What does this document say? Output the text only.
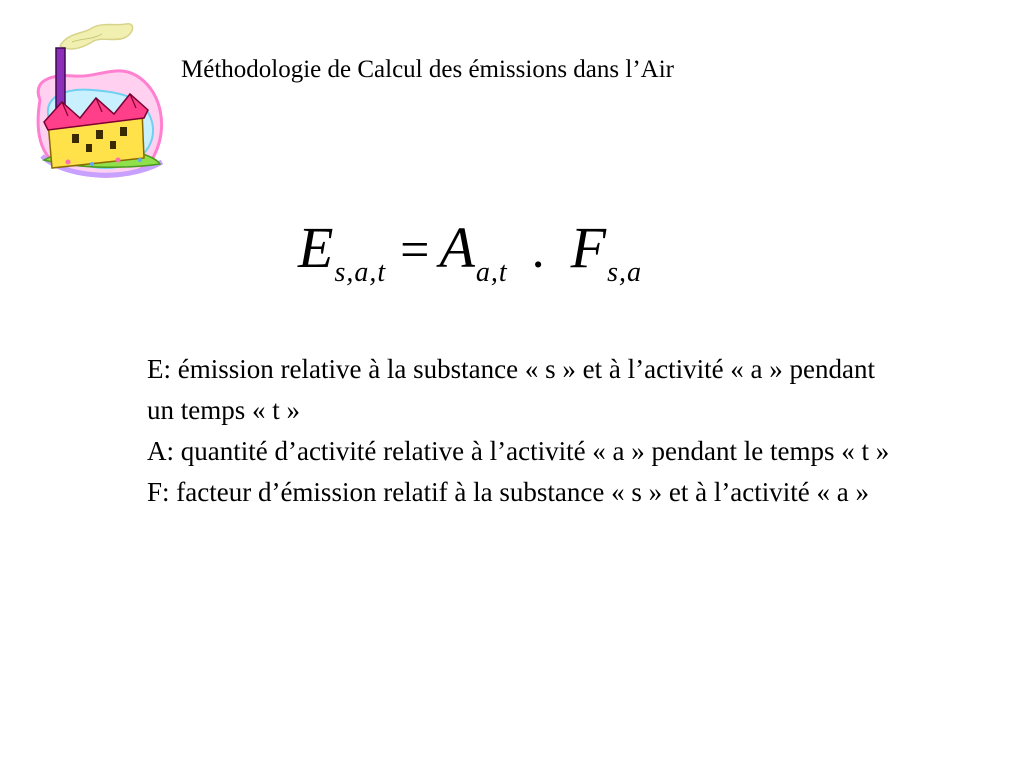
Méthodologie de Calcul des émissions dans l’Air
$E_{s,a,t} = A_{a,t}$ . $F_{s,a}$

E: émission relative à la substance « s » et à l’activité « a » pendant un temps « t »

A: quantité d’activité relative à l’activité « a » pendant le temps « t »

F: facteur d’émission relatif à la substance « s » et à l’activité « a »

==

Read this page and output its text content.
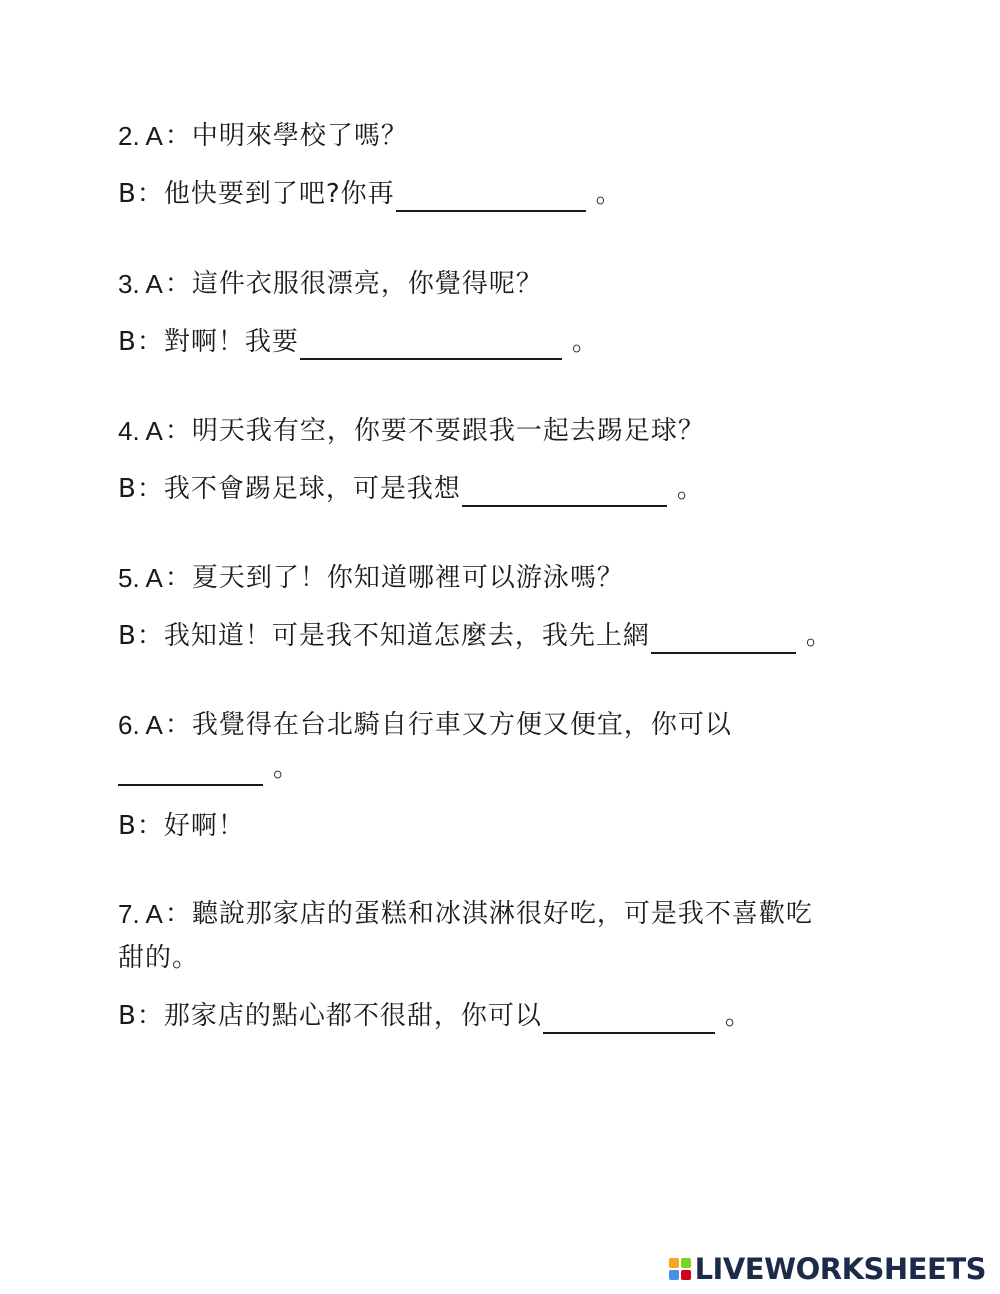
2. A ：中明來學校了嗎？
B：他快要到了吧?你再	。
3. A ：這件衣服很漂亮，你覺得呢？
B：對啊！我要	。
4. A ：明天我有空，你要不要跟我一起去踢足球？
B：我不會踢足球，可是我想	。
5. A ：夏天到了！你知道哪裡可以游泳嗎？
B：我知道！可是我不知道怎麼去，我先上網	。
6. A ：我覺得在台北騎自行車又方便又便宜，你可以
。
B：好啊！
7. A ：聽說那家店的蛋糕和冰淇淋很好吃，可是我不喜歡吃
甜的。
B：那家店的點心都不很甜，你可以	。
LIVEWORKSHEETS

* * *

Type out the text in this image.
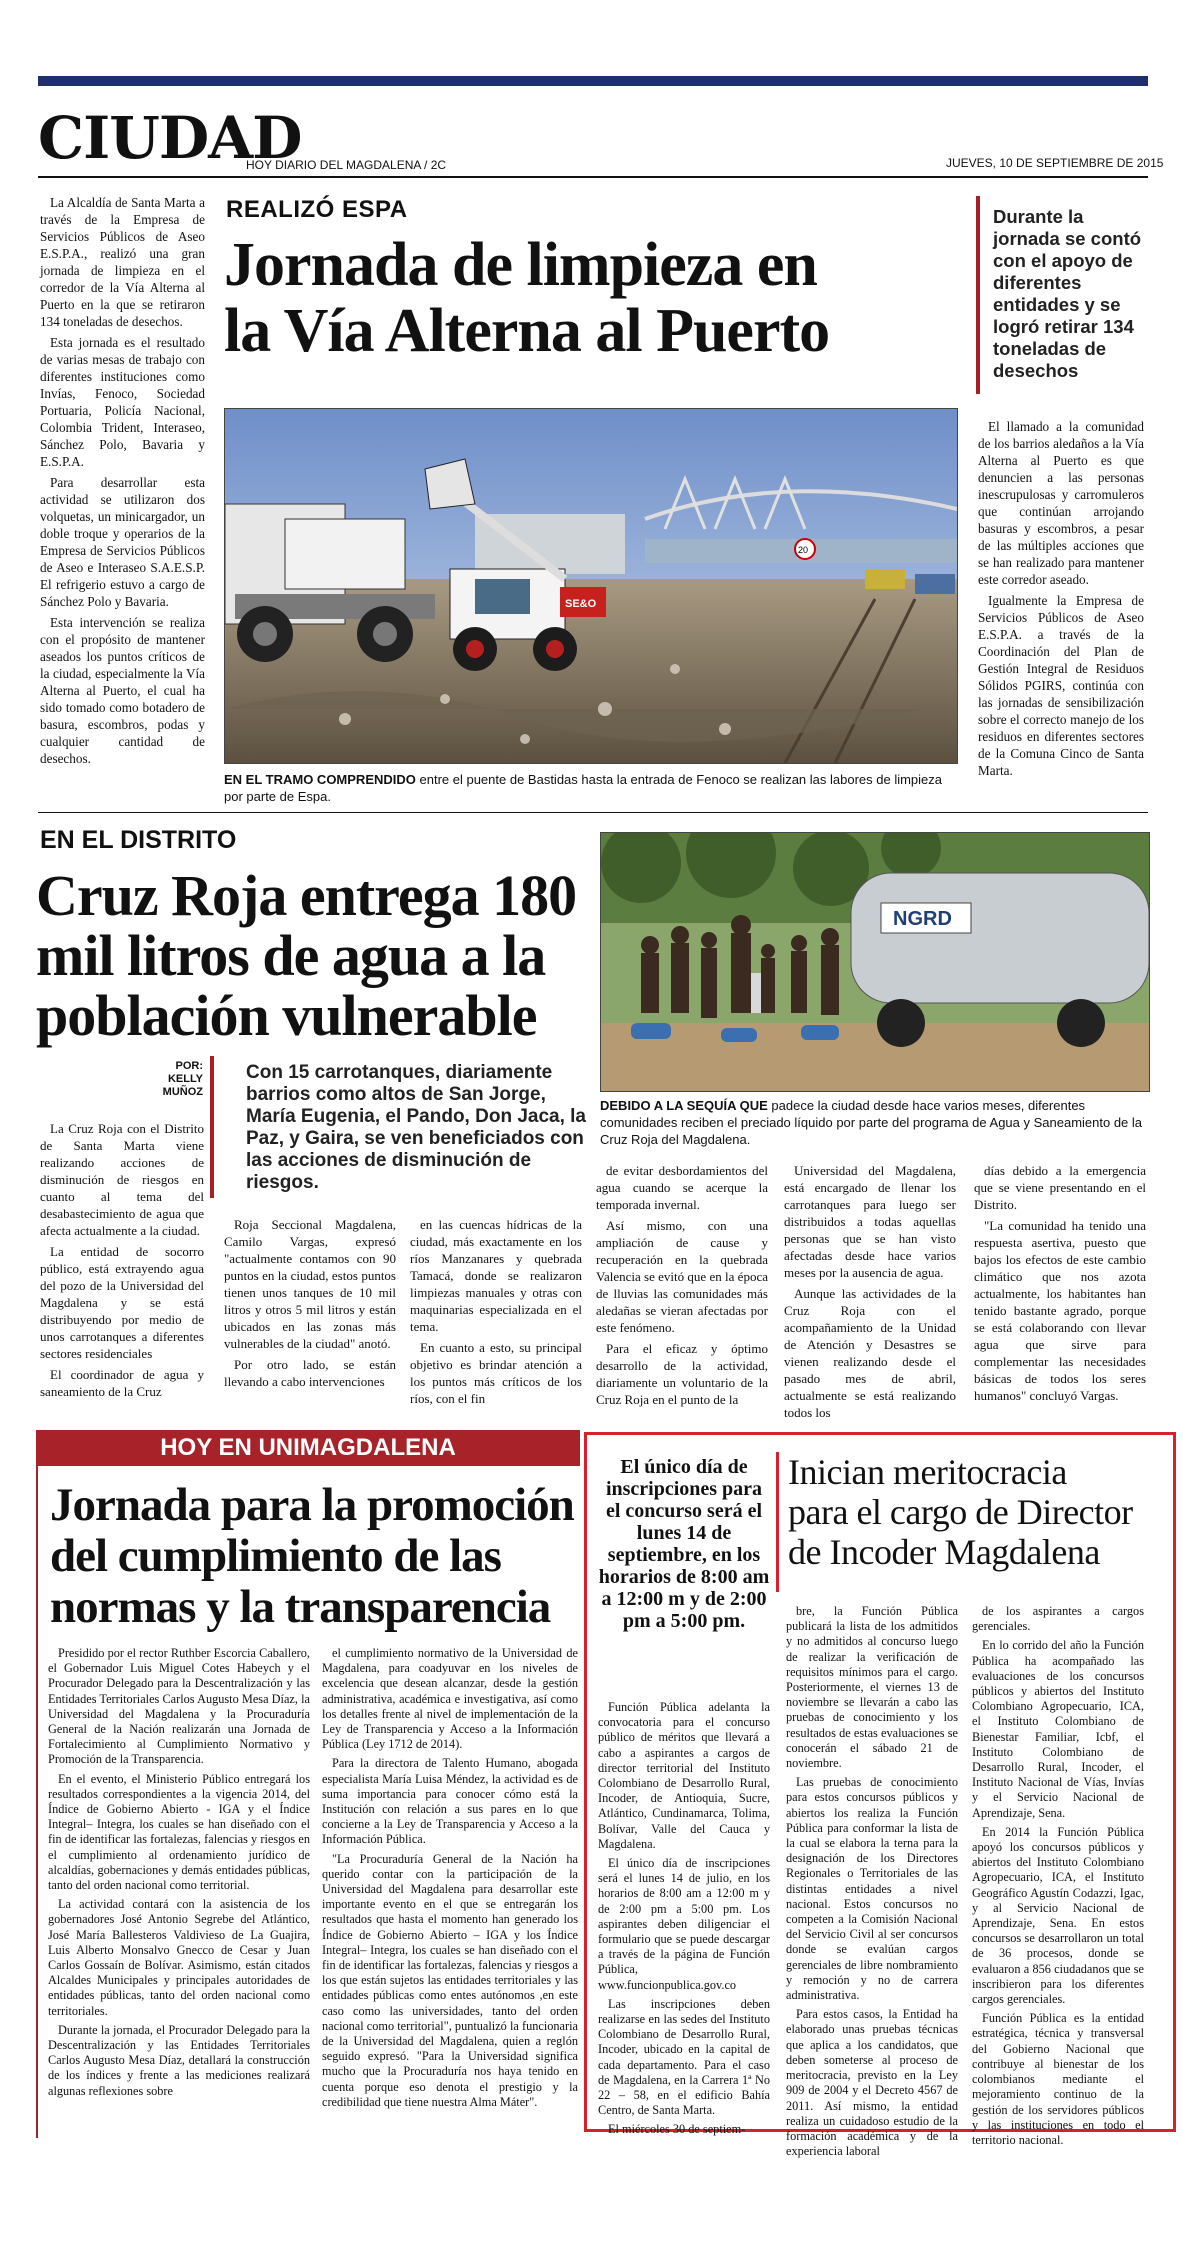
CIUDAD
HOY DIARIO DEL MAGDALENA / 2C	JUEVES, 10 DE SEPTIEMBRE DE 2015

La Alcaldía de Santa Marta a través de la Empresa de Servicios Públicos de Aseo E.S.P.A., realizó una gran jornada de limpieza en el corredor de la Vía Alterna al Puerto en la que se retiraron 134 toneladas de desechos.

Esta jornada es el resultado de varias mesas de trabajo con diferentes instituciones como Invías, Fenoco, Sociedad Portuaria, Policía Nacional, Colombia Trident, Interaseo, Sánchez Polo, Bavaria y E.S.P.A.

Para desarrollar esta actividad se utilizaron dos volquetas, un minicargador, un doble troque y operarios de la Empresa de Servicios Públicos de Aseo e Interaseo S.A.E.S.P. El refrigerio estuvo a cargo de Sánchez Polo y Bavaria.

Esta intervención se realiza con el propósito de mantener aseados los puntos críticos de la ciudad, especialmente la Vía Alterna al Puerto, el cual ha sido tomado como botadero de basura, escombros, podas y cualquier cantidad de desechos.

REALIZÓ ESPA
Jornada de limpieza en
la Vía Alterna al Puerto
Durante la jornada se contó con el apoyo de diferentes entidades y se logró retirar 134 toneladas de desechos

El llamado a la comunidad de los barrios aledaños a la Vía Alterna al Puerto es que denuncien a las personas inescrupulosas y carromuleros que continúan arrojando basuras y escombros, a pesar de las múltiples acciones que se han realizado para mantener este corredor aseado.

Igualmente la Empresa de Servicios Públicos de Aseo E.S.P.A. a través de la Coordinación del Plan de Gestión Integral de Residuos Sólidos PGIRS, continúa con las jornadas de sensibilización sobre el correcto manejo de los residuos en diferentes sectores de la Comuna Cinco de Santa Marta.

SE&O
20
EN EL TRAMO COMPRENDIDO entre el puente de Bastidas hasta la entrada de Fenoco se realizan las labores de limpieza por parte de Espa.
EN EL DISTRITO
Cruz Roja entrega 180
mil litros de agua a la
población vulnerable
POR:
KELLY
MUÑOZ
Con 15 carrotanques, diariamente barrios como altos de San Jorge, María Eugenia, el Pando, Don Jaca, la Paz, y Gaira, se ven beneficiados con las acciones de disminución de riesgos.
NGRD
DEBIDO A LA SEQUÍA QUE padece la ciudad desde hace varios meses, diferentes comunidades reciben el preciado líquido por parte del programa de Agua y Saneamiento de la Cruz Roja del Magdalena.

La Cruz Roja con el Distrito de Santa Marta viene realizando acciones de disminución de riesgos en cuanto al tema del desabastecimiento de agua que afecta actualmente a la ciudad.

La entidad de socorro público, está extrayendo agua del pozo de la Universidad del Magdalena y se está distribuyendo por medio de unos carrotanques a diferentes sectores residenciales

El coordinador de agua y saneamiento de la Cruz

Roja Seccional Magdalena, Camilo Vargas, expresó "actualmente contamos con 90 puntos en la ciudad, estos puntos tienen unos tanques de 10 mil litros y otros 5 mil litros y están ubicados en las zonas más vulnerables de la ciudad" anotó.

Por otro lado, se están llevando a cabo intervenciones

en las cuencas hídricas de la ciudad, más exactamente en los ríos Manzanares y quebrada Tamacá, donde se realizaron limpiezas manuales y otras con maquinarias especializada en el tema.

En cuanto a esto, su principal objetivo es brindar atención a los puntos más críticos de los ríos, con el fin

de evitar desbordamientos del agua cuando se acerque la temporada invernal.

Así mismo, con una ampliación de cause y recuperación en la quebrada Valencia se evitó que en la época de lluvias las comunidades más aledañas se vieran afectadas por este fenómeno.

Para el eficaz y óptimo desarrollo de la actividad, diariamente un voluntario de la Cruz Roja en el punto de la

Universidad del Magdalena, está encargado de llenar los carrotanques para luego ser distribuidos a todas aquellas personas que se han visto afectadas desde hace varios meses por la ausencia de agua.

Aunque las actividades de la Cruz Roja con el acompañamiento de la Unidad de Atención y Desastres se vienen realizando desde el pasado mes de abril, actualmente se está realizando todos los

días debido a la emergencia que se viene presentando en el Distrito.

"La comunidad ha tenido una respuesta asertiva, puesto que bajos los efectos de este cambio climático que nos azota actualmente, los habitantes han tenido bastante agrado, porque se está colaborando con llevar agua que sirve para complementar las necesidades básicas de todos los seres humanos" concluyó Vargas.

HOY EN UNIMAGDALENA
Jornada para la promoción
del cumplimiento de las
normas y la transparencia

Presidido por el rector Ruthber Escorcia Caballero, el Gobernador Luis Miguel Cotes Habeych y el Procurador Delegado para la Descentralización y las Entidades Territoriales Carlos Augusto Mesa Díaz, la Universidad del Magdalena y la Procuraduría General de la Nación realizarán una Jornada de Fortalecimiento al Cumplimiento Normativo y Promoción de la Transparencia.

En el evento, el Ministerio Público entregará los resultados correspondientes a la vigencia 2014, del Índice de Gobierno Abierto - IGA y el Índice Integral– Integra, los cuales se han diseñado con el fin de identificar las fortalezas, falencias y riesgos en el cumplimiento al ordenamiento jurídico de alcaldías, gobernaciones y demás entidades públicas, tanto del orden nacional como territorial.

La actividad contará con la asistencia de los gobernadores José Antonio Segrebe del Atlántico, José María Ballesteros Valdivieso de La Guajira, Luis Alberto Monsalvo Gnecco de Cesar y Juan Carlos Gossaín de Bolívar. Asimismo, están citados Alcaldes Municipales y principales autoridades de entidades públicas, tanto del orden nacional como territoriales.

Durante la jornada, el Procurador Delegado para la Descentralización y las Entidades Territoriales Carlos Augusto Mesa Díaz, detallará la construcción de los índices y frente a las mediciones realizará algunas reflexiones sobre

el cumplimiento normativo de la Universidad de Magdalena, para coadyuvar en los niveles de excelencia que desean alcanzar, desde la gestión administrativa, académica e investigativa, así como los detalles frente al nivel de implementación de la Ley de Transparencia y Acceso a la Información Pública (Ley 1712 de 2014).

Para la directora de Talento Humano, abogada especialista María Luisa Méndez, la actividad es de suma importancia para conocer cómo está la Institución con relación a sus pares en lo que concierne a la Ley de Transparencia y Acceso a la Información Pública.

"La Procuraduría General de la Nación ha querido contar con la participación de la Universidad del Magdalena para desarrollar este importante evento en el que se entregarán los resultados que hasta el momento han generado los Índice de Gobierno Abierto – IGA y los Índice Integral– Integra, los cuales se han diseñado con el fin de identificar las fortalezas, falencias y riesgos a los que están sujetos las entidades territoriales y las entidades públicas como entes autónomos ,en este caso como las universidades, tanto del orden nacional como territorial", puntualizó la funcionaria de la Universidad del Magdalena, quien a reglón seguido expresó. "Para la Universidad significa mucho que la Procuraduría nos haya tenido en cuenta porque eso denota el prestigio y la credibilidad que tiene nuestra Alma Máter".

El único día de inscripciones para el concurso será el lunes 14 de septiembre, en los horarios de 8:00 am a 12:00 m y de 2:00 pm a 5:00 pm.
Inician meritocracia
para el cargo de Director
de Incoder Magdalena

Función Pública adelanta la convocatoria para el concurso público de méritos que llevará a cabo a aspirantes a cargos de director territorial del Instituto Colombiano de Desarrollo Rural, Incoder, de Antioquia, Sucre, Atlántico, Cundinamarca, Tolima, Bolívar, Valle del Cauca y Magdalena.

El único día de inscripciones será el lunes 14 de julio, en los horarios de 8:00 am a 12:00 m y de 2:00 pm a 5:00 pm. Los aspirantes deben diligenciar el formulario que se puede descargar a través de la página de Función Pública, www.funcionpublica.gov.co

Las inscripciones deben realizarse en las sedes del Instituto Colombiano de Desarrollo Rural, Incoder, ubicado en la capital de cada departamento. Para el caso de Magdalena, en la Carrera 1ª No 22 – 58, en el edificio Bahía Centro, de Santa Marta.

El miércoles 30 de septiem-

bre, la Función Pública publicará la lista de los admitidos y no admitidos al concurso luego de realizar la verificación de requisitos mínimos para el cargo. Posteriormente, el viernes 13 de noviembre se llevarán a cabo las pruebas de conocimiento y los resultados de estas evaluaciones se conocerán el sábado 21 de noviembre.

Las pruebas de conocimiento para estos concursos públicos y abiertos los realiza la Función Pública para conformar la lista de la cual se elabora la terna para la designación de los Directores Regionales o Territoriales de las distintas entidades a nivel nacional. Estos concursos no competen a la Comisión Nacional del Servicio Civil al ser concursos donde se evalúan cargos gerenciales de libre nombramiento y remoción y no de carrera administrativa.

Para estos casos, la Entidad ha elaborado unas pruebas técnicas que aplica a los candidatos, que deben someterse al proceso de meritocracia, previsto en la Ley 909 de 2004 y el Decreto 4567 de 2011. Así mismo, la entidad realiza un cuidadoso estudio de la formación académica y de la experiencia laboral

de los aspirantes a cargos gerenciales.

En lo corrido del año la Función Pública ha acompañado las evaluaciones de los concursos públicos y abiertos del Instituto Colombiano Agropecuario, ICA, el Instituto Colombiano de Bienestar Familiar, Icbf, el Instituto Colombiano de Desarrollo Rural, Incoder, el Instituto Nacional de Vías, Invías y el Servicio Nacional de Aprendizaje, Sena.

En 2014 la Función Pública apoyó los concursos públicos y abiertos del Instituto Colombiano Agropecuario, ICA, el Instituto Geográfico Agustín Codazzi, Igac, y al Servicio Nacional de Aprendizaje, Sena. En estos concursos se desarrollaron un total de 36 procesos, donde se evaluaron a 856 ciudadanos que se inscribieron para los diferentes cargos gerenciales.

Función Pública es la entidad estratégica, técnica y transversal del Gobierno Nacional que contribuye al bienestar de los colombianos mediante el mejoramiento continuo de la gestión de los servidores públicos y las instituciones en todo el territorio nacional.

-- Work instructions --
Copy every single line of the material above that holds "temps".

-- Result of this task --
E: émission relative à la substance « s » et à l’activité « a » pendant un temps « t »
A: quantité d’activité relative à l’activité « a » pendant le temps « t »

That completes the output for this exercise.